Collection entries
§ §

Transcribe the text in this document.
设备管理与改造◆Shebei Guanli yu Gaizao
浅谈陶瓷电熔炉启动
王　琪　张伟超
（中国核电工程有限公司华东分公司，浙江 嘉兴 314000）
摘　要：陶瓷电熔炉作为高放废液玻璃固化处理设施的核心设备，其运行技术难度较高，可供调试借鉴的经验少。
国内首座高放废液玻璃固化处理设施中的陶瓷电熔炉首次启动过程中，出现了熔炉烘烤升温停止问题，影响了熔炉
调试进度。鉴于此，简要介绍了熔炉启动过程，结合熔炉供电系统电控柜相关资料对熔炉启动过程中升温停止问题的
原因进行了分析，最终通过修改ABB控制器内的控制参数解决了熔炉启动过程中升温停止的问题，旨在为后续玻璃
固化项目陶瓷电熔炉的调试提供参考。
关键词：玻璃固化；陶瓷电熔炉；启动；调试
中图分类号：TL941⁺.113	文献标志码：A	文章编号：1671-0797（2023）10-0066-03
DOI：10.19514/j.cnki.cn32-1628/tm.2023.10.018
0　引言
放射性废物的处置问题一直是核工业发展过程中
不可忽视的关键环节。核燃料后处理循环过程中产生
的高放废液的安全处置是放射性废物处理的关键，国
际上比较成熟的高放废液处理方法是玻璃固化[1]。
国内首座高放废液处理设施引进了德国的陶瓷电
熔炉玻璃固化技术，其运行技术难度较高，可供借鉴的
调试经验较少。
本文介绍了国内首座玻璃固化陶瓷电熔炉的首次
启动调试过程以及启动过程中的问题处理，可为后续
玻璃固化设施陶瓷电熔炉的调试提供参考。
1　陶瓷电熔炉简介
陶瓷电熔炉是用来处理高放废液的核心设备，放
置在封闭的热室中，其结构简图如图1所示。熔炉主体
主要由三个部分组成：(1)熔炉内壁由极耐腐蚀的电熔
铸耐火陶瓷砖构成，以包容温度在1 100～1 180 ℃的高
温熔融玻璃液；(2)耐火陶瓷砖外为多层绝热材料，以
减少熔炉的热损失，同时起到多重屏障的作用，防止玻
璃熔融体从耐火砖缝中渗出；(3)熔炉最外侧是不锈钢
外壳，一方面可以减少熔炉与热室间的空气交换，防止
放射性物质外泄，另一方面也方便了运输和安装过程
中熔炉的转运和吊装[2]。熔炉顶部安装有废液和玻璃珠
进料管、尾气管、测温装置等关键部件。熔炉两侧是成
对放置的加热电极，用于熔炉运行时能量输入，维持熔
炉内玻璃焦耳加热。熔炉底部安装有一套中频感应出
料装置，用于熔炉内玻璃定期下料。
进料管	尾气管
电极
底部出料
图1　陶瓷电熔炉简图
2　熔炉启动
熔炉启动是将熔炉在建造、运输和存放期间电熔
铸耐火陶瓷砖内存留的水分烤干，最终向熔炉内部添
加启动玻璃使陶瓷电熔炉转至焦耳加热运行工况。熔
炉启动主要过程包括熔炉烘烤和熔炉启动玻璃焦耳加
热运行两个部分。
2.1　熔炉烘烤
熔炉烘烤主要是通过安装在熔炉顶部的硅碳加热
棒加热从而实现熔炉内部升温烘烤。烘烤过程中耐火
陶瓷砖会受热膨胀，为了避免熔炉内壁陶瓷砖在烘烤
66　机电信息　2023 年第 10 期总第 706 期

§ §

* _Problem details_
From the listing above, extract every line exactly as it stands.

* _Worked answer_
Transcribe the text in this document.
设备管理与改造◆Shebei Guanli yu Gaizao
浅谈陶瓷电熔炉启动
王　琪　张伟超
（中国核电工程有限公司华东分公司，浙江 嘉兴 314000）
摘　要：陶瓷电熔炉作为高放废液玻璃固化处理设施的核心设备，其运行技术难度较高，可供调试借鉴的经验少。
国内首座高放废液玻璃固化处理设施中的陶瓷电熔炉首次启动过程中，出现了熔炉烘烤升温停止问题，影响了熔炉
调试进度。鉴于此，简要介绍了熔炉启动过程，结合熔炉供电系统电控柜相关资料对熔炉启动过程中升温停止问题的
原因进行了分析，最终通过修改ABB控制器内的控制参数解决了熔炉启动过程中升温停止的问题，旨在为后续玻璃
固化项目陶瓷电熔炉的调试提供参考。
关键词：玻璃固化；陶瓷电熔炉；启动；调试
中图分类号：TL941⁺.113	文献标志码：A	文章编号：1671-0797（2023）10-0066-03
DOI：10.19514/j.cnki.cn32-1628/tm.2023.10.018
0　引言
放射性废物的处置问题一直是核工业发展过程中
不可忽视的关键环节。核燃料后处理循环过程中产生
的高放废液的安全处置是放射性废物处理的关键，国
际上比较成熟的高放废液处理方法是玻璃固化[1]。
国内首座高放废液处理设施引进了德国的陶瓷电
熔炉玻璃固化技术，其运行技术难度较高，可供借鉴的
调试经验较少。
本文介绍了国内首座玻璃固化陶瓷电熔炉的首次
启动调试过程以及启动过程中的问题处理，可为后续
玻璃固化设施陶瓷电熔炉的调试提供参考。
1　陶瓷电熔炉简介
陶瓷电熔炉是用来处理高放废液的核心设备，放
置在封闭的热室中，其结构简图如图1所示。熔炉主体
主要由三个部分组成：(1)熔炉内壁由极耐腐蚀的电熔
铸耐火陶瓷砖构成，以包容温度在1 100～1 180 ℃的高
温熔融玻璃液；(2)耐火陶瓷砖外为多层绝热材料，以
减少熔炉的热损失，同时起到多重屏障的作用，防止玻
璃熔融体从耐火砖缝中渗出；(3)熔炉最外侧是不锈钢
外壳，一方面可以减少熔炉与热室间的空气交换，防止
放射性物质外泄，另一方面也方便了运输和安装过程
中熔炉的转运和吊装[2]。熔炉顶部安装有废液和玻璃珠
进料管、尾气管、测温装置等关键部件。熔炉两侧是成
对放置的加热电极，用于熔炉运行时能量输入，维持熔
炉内玻璃焦耳加热。熔炉底部安装有一套中频感应出
料装置，用于熔炉内玻璃定期下料。
进料管	尾气管
电极
底部出料
图1　陶瓷电熔炉简图
2　熔炉启动
熔炉启动是将熔炉在建造、运输和存放期间电熔
铸耐火陶瓷砖内存留的水分烤干，最终向熔炉内部添
加启动玻璃使陶瓷电熔炉转至焦耳加热运行工况。熔
炉启动主要过程包括熔炉烘烤和熔炉启动玻璃焦耳加
热运行两个部分。
2.1　熔炉烘烤
熔炉烘烤主要是通过安装在熔炉顶部的硅碳加热
棒加热从而实现熔炉内部升温烘烤。烘烤过程中耐火
陶瓷砖会受热膨胀，为了避免熔炉内壁陶瓷砖在烘烤
66　机电信息　2023 年第 10 期总第 706 期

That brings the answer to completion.